GIVEN PROBLEM:
Each entry here needs to be set down again exactly, please; pictures are left out.

(Figure record listings)
=======
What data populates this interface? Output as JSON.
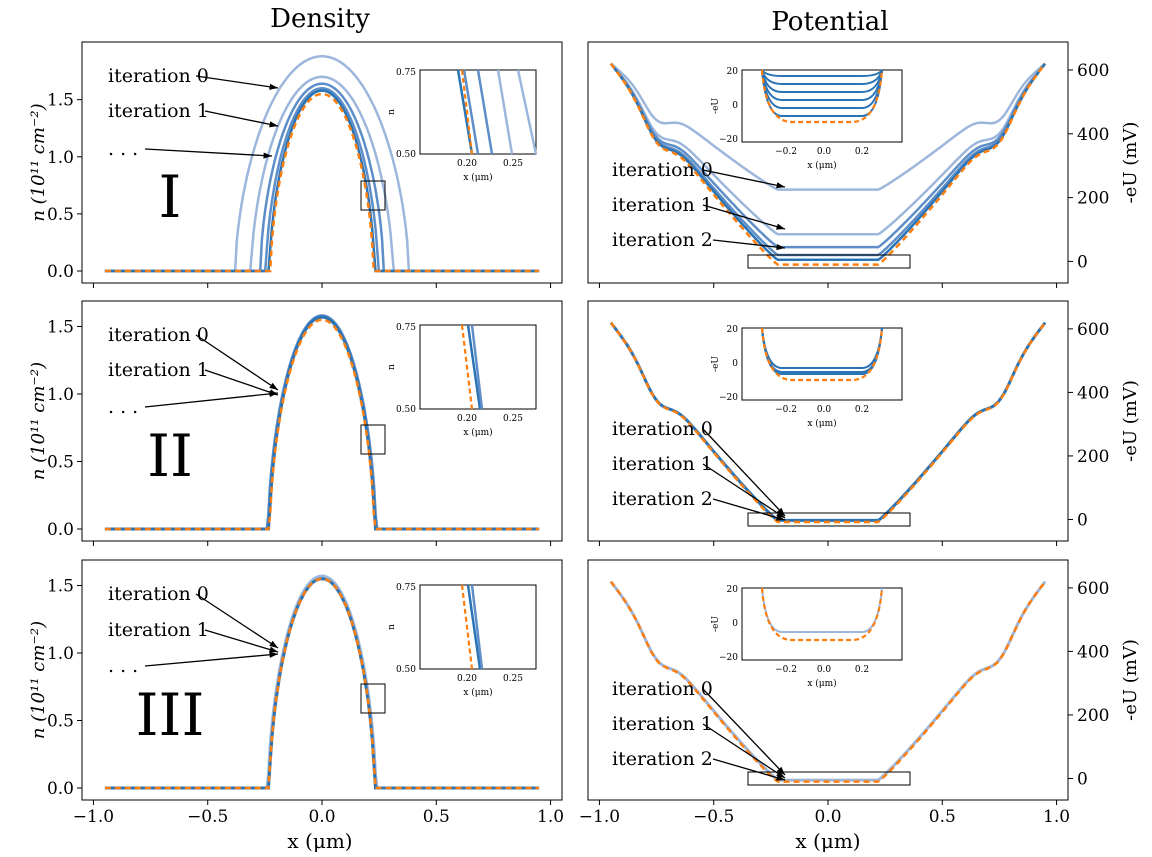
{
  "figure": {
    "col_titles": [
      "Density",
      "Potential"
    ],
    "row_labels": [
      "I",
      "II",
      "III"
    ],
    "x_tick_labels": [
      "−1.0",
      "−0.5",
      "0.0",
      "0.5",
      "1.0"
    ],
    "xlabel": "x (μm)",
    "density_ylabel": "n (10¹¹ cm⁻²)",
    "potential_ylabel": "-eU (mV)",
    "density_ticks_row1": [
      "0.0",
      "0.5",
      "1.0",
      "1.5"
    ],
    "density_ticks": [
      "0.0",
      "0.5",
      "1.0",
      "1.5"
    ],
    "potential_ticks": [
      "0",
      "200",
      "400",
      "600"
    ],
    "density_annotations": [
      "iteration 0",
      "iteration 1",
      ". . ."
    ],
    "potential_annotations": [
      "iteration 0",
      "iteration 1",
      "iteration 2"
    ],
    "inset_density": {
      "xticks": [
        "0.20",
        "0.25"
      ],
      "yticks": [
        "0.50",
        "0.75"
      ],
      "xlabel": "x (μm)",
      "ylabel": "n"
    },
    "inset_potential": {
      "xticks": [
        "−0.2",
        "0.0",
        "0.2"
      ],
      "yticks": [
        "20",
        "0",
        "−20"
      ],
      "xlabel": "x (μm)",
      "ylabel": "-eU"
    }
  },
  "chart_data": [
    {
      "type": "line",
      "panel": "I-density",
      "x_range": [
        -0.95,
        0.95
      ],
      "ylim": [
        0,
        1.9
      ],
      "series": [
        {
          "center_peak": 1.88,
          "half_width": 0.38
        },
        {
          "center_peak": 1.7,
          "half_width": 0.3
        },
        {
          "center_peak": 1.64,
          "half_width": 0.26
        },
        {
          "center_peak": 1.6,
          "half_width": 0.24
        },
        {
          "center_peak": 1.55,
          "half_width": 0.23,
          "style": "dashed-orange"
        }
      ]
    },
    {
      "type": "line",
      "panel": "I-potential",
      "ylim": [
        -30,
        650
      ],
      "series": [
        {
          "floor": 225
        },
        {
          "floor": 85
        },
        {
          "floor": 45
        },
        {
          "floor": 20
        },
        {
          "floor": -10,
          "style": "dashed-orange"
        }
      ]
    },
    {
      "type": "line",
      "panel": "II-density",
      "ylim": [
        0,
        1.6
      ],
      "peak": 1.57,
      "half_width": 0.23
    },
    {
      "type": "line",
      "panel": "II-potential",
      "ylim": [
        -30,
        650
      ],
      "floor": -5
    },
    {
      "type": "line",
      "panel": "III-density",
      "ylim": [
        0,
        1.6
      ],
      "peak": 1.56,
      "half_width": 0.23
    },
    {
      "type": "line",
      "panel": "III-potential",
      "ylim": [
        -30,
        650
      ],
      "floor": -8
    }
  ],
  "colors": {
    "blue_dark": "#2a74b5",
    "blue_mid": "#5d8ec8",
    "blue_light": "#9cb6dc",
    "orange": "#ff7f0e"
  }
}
=======
COMPLETE RESPONSE:
What data populates this interface? Output as JSON.
{
  "figure": {
    "col_titles": [
      "Density",
      "Potential"
    ],
    "row_labels": [
      "I",
      "II",
      "III"
    ],
    "x_tick_labels": [
      "−1.0",
      "−0.5",
      "0.0",
      "0.5",
      "1.0"
    ],
    "xlabel": "x (μm)",
    "density_ylabel": "n (10¹¹ cm⁻²)",
    "potential_ylabel": "-eU (mV)",
    "density_ticks_row1": [
      "0.0",
      "0.5",
      "1.0",
      "1.5"
    ],
    "density_ticks": [
      "0.0",
      "0.5",
      "1.0",
      "1.5"
    ],
    "potential_ticks": [
      "0",
      "200",
      "400",
      "600"
    ],
    "density_annotations": [
      "iteration 0",
      "iteration 1",
      ". . ."
    ],
    "potential_annotations": [
      "iteration 0",
      "iteration 1",
      "iteration 2"
    ],
    "inset_density": {
      "xticks": [
        "0.20",
        "0.25"
      ],
      "yticks": [
        "0.50",
        "0.75"
      ],
      "xlabel": "x (μm)",
      "ylabel": "n"
    },
    "inset_potential": {
      "xticks": [
        "−0.2",
        "0.0",
        "0.2"
      ],
      "yticks": [
        "20",
        "0",
        "−20"
      ],
      "xlabel": "x (μm)",
      "ylabel": "-eU"
    }
  },
  "chart_data": [
    {
      "type": "line",
      "panel": "I-density",
      "x_range": [
        -0.95,
        0.95
      ],
      "ylim": [
        0,
        1.9
      ],
      "series": [
        {
          "center_peak": 1.88,
          "half_width": 0.38
        },
        {
          "center_peak": 1.7,
          "half_width": 0.3
        },
        {
          "center_peak": 1.64,
          "half_width": 0.26
        },
        {
          "center_peak": 1.6,
          "half_width": 0.24
        },
        {
          "center_peak": 1.55,
          "half_width": 0.23,
          "style": "dashed-orange"
        }
      ]
    },
    {
      "type": "line",
      "panel": "I-potential",
      "ylim": [
        -30,
        650
      ],
      "series": [
        {
          "floor": 225
        },
        {
          "floor": 85
        },
        {
          "floor": 45
        },
        {
          "floor": 20
        },
        {
          "floor": -10,
          "style": "dashed-orange"
        }
      ]
    },
    {
      "type": "line",
      "panel": "II-density",
      "ylim": [
        0,
        1.6
      ],
      "peak": 1.57,
      "half_width": 0.23
    },
    {
      "type": "line",
      "panel": "II-potential",
      "ylim": [
        -30,
        650
      ],
      "floor": -5
    },
    {
      "type": "line",
      "panel": "III-density",
      "ylim": [
        0,
        1.6
      ],
      "peak": 1.56,
      "half_width": 0.23
    },
    {
      "type": "line",
      "panel": "III-potential",
      "ylim": [
        -30,
        650
      ],
      "floor": -8
    }
  ],
  "colors": {
    "blue_dark": "#2a74b5",
    "blue_mid": "#5d8ec8",
    "blue_light": "#9cb6dc",
    "orange": "#ff7f0e"
  }
}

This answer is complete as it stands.